• _Brief_: Extract every line from the records below that contains the word "data".

★ ★ ★

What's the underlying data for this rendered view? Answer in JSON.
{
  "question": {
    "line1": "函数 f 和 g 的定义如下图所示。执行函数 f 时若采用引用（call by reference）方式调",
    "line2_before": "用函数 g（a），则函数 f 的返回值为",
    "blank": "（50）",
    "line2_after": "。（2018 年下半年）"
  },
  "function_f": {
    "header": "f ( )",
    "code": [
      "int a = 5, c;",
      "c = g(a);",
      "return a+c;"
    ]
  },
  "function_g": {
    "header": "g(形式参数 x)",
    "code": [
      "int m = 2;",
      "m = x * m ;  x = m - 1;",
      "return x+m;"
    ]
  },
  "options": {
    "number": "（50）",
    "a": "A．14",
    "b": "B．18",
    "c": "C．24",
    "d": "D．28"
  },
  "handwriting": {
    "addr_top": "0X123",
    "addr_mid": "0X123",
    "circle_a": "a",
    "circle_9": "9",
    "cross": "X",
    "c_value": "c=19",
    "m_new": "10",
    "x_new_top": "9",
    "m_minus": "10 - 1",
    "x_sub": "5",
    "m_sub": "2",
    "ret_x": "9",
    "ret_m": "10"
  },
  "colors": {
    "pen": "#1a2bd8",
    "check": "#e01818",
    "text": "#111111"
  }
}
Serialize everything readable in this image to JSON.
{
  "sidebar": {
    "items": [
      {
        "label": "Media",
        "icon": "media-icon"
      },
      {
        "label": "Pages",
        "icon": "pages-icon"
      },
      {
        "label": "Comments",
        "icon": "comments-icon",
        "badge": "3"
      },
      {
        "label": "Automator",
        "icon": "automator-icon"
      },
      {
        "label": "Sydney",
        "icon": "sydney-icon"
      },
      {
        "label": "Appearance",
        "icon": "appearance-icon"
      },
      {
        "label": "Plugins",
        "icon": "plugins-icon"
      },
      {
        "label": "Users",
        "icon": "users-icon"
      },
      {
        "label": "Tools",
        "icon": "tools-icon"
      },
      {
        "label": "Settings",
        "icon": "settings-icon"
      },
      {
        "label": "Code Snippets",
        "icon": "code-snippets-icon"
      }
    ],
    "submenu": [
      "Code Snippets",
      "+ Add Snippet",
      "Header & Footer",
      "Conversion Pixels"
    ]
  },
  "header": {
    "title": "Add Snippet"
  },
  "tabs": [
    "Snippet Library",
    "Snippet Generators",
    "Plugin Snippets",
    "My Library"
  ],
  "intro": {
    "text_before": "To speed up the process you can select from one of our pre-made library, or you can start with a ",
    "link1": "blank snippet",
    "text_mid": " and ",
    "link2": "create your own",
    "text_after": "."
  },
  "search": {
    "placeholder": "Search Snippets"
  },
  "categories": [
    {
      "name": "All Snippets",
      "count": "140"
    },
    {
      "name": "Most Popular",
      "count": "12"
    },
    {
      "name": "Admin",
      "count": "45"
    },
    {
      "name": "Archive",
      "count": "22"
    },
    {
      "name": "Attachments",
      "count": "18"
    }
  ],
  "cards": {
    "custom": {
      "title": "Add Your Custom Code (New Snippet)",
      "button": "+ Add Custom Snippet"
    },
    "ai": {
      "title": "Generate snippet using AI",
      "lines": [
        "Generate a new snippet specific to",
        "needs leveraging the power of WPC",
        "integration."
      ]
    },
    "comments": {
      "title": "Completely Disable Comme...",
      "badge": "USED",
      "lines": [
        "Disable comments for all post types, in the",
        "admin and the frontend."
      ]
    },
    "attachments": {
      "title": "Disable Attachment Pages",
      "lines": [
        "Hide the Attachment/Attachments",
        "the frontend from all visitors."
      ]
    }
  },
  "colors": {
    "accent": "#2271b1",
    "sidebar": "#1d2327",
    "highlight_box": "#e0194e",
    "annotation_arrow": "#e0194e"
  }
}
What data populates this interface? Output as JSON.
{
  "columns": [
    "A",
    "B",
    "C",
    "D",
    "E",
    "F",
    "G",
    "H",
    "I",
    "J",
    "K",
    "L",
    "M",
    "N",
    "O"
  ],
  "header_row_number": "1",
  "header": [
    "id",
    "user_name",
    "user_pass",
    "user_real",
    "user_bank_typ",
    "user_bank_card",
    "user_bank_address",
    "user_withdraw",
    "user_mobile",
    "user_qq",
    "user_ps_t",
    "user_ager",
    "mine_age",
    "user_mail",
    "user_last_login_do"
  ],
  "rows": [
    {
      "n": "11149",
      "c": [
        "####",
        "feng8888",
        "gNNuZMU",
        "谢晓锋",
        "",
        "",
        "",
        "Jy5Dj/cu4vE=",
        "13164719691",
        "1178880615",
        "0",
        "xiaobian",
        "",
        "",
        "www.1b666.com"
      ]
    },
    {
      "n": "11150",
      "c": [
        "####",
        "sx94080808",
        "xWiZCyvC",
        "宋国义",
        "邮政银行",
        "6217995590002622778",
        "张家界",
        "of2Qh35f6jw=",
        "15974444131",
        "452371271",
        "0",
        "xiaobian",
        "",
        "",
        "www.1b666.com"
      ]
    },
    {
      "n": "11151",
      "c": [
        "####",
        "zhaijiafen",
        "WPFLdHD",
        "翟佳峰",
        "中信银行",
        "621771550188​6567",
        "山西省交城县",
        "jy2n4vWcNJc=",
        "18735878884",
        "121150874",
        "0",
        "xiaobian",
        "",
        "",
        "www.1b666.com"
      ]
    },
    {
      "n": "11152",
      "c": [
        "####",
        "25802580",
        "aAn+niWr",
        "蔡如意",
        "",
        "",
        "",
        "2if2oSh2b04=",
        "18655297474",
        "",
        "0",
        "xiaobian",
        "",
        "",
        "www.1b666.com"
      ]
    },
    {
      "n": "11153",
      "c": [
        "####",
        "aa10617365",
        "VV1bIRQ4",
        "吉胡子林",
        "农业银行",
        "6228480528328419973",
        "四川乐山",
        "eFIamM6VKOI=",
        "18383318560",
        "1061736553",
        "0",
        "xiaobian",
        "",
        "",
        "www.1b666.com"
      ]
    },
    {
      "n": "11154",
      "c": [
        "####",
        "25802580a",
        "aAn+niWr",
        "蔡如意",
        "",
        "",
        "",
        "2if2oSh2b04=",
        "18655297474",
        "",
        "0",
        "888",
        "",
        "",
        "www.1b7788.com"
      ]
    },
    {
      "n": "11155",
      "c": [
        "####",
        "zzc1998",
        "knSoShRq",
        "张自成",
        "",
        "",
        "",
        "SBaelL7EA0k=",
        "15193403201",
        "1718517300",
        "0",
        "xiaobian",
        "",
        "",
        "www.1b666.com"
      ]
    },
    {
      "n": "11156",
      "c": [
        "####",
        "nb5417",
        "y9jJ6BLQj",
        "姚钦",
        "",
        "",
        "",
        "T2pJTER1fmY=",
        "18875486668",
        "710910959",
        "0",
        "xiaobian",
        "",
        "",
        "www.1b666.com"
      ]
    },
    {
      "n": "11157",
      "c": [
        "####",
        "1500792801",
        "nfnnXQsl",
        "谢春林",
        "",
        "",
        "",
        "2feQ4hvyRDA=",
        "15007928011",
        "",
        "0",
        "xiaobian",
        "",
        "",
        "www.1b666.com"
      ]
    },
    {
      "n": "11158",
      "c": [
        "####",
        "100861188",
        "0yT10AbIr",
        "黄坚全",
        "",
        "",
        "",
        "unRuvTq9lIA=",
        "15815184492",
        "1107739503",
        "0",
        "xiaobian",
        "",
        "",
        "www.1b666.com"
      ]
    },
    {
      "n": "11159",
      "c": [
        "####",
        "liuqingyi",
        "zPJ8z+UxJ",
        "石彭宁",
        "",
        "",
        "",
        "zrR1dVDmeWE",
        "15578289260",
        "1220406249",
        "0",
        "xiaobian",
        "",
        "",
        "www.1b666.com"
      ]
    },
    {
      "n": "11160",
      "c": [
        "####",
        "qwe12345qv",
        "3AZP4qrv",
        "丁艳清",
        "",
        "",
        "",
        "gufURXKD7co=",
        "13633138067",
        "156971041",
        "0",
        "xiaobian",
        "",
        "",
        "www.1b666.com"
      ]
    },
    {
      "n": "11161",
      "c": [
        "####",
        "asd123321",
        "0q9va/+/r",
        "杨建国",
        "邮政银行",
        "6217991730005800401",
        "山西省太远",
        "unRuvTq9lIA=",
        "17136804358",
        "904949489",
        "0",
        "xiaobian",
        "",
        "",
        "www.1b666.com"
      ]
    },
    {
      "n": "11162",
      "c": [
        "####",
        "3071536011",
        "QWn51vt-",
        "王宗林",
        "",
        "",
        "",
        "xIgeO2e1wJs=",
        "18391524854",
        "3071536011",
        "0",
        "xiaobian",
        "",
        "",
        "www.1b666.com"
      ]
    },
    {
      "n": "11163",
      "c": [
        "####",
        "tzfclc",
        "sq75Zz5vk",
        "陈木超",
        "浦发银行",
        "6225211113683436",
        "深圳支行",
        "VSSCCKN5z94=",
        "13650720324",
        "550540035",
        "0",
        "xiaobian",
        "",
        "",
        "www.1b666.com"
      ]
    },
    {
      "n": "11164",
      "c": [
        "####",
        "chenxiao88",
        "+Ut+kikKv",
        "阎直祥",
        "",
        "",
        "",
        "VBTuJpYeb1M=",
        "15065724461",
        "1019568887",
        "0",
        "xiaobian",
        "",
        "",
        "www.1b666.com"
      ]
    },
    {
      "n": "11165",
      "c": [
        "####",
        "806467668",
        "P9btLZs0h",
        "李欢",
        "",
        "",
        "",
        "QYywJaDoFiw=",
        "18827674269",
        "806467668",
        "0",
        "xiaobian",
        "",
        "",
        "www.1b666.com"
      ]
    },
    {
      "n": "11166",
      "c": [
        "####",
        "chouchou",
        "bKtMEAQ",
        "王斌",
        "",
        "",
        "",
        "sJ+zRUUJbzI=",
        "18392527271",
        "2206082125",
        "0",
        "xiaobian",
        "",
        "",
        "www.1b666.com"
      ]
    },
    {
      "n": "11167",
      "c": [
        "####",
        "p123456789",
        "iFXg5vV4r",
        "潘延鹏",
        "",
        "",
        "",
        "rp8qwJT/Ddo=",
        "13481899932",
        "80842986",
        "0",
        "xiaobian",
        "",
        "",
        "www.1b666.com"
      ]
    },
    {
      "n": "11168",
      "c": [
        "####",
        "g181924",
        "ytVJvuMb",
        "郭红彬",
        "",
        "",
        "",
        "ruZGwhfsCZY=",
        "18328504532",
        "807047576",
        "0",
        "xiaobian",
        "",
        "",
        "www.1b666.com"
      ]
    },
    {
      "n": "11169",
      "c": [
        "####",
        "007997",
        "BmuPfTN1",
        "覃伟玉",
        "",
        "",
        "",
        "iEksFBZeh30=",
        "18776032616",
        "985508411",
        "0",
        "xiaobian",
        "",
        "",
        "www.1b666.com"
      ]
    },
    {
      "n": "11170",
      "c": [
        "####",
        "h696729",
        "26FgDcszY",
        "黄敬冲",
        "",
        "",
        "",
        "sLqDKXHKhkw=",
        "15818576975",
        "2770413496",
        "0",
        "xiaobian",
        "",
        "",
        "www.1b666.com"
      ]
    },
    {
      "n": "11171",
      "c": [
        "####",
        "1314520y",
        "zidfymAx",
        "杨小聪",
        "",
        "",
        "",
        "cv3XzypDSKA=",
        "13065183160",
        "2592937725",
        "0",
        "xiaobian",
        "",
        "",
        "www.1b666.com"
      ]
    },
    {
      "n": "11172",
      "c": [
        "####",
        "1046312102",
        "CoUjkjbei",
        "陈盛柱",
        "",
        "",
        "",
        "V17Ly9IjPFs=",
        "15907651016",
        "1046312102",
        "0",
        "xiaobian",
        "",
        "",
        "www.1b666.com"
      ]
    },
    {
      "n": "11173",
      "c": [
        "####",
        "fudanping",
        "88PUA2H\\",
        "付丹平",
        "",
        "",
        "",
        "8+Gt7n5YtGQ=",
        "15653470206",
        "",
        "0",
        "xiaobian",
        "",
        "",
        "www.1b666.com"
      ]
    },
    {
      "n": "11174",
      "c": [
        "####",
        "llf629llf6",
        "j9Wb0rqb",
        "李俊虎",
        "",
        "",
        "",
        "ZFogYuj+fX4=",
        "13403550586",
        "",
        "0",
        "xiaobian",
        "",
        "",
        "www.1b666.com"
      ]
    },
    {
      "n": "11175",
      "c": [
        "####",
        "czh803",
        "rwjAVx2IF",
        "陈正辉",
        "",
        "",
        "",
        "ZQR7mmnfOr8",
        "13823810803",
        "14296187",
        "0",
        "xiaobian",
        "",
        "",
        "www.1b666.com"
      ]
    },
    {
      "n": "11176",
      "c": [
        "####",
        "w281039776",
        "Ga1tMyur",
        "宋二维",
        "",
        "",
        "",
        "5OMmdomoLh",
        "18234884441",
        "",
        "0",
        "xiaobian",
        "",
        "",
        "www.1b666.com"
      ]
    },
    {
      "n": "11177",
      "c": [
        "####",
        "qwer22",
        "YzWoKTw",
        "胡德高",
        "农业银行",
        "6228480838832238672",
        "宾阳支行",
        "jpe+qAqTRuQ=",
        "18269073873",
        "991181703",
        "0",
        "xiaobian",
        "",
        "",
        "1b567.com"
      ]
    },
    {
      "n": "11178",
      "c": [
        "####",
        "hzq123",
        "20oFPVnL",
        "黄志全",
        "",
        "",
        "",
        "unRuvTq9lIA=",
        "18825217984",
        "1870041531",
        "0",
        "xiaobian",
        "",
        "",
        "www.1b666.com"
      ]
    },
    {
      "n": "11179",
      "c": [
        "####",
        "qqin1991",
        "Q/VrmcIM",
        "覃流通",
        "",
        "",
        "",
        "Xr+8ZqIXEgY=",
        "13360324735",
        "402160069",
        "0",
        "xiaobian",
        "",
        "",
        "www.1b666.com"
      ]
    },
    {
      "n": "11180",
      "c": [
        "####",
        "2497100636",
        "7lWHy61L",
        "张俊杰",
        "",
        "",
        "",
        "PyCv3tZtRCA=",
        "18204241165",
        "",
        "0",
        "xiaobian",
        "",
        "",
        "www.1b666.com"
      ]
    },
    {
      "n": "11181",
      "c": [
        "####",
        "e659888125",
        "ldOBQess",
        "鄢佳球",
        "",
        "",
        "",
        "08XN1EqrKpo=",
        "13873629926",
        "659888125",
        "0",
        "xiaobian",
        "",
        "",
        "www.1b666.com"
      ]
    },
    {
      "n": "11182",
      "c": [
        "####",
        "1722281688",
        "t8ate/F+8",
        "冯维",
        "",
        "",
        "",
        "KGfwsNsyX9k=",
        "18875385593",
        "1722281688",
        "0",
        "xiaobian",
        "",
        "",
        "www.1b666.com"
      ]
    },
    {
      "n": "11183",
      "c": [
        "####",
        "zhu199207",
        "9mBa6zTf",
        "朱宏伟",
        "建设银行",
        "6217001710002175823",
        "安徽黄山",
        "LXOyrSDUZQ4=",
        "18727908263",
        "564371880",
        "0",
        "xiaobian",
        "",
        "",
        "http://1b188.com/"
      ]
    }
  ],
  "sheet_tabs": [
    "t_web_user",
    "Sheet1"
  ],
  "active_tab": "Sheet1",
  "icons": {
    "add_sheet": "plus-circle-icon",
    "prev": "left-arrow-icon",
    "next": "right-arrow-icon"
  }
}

★ ★ ★

• _Written response_:
What's the underlying data for this rendered view? Answer in JSON.
What data populates this interface? Output as JSON.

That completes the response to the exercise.